(AIM OF THE EXERCISE)
Repeat the material below exactly, with no pictures.

┄┄┄┄┄┄

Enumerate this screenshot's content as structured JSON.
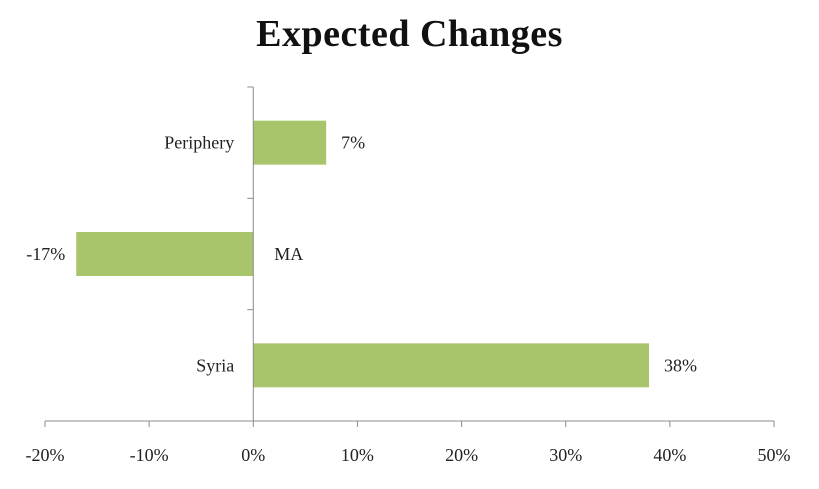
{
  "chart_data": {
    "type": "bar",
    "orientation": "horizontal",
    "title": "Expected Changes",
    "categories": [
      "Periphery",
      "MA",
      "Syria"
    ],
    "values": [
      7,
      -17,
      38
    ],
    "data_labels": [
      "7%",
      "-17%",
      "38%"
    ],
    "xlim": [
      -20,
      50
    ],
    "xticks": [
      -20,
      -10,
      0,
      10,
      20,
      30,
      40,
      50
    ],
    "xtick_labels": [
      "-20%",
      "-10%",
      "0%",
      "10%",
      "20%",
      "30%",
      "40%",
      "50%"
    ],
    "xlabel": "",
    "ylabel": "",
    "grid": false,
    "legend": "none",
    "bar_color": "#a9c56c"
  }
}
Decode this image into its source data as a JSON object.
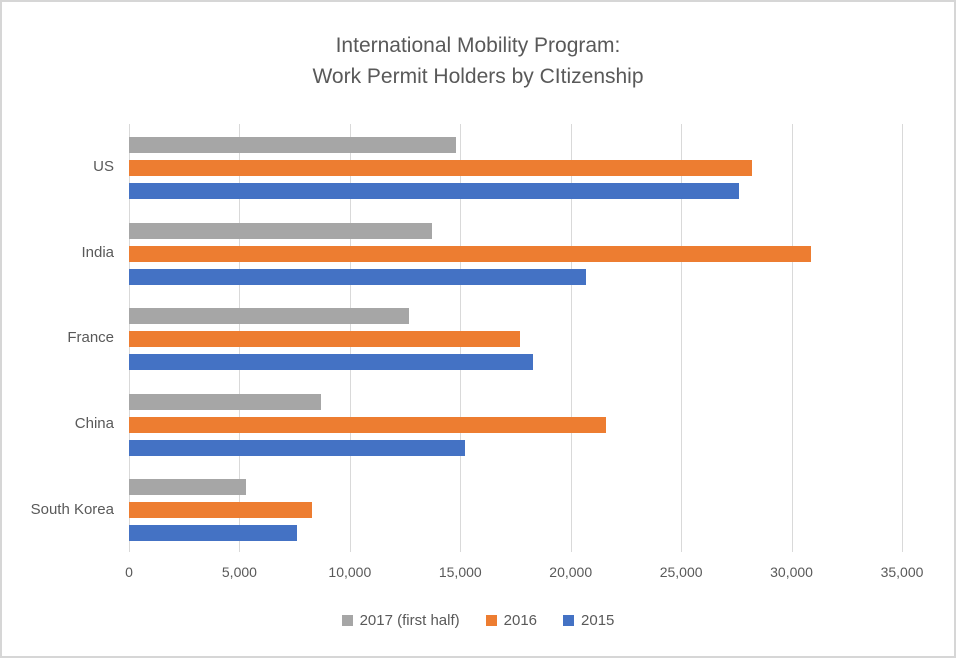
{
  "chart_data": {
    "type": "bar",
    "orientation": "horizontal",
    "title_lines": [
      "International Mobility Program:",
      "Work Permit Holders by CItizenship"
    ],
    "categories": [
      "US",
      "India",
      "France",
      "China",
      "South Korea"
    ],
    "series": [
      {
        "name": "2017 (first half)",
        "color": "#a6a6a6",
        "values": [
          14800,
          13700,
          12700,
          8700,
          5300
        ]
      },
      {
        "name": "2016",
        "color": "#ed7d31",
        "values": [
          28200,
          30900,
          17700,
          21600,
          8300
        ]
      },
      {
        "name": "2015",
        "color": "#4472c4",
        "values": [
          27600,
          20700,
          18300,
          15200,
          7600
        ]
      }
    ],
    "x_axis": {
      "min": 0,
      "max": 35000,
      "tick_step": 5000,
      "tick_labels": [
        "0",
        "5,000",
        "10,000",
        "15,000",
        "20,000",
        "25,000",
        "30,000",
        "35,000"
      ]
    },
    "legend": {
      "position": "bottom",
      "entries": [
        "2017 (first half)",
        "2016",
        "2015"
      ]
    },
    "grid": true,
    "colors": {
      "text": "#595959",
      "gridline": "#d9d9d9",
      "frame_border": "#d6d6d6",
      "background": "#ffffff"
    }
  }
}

┄┄┄┄┄┄

(RESPONSE TO THE EXERCISE)
Enumerate this screenshot's content as structured JSON.
{
  "chart_data": {
    "type": "bar",
    "orientation": "horizontal",
    "title": "Expected Changes",
    "categories": [
      "Periphery",
      "MA",
      "Syria"
    ],
    "values": [
      7,
      -17,
      38
    ],
    "data_labels": [
      "7%",
      "-17%",
      "38%"
    ],
    "xlim": [
      -20,
      50
    ],
    "xticks": [
      -20,
      -10,
      0,
      10,
      20,
      30,
      40,
      50
    ],
    "xtick_labels": [
      "-20%",
      "-10%",
      "0%",
      "10%",
      "20%",
      "30%",
      "40%",
      "50%"
    ],
    "xlabel": "",
    "ylabel": "",
    "grid": false,
    "legend": "none",
    "bar_color": "#a9c56c"
  }
}
Decode this image into its source data as a JSON object.
{
  "chart_data": {
    "type": "bar",
    "orientation": "horizontal",
    "title_lines": [
      "International Mobility Program:",
      "Work Permit Holders by CItizenship"
    ],
    "categories": [
      "US",
      "India",
      "France",
      "China",
      "South Korea"
    ],
    "series": [
      {
        "name": "2017 (first half)",
        "color": "#a6a6a6",
        "values": [
          14800,
          13700,
          12700,
          8700,
          5300
        ]
      },
      {
        "name": "2016",
        "color": "#ed7d31",
        "values": [
          28200,
          30900,
          17700,
          21600,
          8300
        ]
      },
      {
        "name": "2015",
        "color": "#4472c4",
        "values": [
          27600,
          20700,
          18300,
          15200,
          7600
        ]
      }
    ],
    "x_axis": {
      "min": 0,
      "max": 35000,
      "tick_step": 5000,
      "tick_labels": [
        "0",
        "5,000",
        "10,000",
        "15,000",
        "20,000",
        "25,000",
        "30,000",
        "35,000"
      ]
    },
    "legend": {
      "position": "bottom",
      "entries": [
        "2017 (first half)",
        "2016",
        "2015"
      ]
    },
    "grid": true,
    "colors": {
      "text": "#595959",
      "gridline": "#d9d9d9",
      "frame_border": "#d6d6d6",
      "background": "#ffffff"
    }
  }
}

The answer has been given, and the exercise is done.